TASK DIRECTIONS:
Continue the forum thread about getting QLocalServer to work in a Qt DLL without a QCoreApplication, starting right after its last line.

PROVIDED PASSAGE:
I have a Qt DLL which is called from non-Qt code, and there I need to use QLocalServer/QLocalSocket to communicate with a Qt program. When I create a dummy QCoreApplication in this DLL, the communication works, otherwise not. This does however seems to be a dangerous practice. I do not need QCoreApplication::exec() or any other related methods.

The same problem does not occur with TCP sockets. Anyway has any idea how to handle this nicely?

wysota
9th May 2008, 22:44
I noticed that in Qt 4.4, you need to construct a QCoreApplication object before a QLocalServer can be used. QLocalServer::listen() does return true even if the QCoreApplication does not exist, but no connections can be made.
That's perfectly normal. All connection oriented classes need events to be delivered to work.


I do not need QCoreApplication::exec() or any other related methods.
Hmm... really? Oh.. you probably use waitForNewConnection(), right? It spawns an internal event loop...


The same problem does not occur with TCP sockets. Anyway has any idea how to handle this nicely?

DATASET CONTENT:
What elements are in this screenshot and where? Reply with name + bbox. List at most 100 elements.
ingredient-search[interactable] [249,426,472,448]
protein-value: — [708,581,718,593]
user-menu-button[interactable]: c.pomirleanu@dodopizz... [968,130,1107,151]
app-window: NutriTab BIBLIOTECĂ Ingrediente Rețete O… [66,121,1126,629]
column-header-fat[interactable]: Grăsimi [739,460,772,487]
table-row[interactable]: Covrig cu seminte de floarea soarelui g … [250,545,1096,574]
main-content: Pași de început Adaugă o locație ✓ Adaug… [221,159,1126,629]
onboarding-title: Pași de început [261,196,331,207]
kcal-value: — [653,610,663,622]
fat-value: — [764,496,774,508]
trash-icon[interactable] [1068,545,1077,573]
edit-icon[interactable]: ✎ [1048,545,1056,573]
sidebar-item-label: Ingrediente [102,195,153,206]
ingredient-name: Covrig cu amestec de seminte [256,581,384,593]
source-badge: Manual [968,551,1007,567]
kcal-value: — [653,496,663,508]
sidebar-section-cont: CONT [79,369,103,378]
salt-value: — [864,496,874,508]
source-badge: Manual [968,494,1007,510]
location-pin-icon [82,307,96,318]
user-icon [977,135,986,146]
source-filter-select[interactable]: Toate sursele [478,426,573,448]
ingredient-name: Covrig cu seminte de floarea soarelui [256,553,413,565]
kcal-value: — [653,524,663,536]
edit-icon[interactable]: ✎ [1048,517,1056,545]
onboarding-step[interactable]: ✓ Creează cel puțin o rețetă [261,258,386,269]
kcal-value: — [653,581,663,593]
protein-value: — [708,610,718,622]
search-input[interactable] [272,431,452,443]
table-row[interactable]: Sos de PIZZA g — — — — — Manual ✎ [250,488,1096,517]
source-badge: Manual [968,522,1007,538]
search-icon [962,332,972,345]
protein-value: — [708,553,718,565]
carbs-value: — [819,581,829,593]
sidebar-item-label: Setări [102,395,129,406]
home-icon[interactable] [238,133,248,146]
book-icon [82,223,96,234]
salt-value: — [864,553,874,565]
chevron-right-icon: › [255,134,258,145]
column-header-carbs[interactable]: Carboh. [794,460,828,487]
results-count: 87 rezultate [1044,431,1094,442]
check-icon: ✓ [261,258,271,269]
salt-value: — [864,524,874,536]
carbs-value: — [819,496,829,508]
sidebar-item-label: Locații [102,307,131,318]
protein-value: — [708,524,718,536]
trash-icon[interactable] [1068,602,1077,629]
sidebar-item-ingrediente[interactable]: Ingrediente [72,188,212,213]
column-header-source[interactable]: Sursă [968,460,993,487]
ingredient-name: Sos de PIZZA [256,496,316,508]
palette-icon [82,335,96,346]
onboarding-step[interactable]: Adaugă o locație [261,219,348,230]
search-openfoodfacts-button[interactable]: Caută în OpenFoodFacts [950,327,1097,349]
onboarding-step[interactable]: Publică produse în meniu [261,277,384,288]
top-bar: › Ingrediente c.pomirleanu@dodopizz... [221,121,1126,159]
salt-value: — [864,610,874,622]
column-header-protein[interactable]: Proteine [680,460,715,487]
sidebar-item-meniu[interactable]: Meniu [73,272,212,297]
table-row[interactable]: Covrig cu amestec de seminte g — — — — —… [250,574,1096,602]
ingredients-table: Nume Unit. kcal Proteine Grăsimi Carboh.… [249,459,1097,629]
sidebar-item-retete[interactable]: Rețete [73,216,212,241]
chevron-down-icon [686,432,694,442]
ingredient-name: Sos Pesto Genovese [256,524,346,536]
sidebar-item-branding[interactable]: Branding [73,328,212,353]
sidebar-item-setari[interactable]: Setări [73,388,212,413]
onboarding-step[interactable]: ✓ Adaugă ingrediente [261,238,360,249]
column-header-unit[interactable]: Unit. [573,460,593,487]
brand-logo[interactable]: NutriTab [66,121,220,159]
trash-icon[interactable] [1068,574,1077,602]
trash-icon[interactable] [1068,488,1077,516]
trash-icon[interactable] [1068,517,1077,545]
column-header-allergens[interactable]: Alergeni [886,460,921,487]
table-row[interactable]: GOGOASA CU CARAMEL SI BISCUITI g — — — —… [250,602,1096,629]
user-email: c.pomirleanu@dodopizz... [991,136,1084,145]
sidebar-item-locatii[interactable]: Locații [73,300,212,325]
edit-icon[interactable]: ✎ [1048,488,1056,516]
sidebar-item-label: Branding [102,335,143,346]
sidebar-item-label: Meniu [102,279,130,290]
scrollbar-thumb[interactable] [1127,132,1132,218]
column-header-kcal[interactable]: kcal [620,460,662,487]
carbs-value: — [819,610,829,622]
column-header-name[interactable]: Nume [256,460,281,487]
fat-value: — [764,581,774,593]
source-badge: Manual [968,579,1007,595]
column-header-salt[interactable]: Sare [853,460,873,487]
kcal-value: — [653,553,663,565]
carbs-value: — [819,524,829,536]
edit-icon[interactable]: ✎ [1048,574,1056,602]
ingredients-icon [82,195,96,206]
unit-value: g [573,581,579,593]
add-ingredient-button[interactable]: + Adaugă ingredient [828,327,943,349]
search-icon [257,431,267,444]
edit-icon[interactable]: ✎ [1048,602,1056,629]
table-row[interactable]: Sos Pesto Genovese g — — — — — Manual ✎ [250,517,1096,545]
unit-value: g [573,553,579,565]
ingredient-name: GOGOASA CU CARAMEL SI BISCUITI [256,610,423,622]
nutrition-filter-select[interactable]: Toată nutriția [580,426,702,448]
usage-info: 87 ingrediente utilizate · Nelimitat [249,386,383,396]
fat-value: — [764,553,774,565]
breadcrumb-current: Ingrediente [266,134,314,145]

OUTPUT FOR THIS EXERCISE:
Some features need QCoreApplication to work, because there is some initialization code there (for instance plugins are loaded from within the application's constructor, so you need to create it regardless if you're going to use it or not). You might safely create your own application instance, just check if some other code hasn't done it earlier (checking QCoreApplication::instance() for null might be enough).

Raistlin
9th May 2008, 23:03
That does make sense, and indeed, there seems no real harm in it when checking QCoreApplication::instance() first. I do see your point about waitForNewConnection() needing an internal event loop, it is just confusing that for QTcpServer the same method does not need it. But then again, the IPC classes are probably just similar to the TCP classes in interface only.

wysota
9th May 2008, 23:10
it is just confusing that for QTcpServer the same method does not need it.

It does need an event loop running to work.

Raistlin
9th May 2008, 23:15
I meant an instance of CoreApplication, but I guess the event loop is done differently in the network classes and in the local socket classes.

wysota
9th May 2008, 23:17
It has nothing to do with the event loop. The event loop is just to make timers work and the mechanism is the same in both cases. The initialization part might be different - for instance the local socket might need access to the thread id or some other application specific stuff. You might check the sources, you know :)

Raistlin
9th May 2008, 23:44
I know, I know :). Sometimes I forget I have access to the sources, or I just assume I won't figure it out anyway. But maybe I need to check them more often.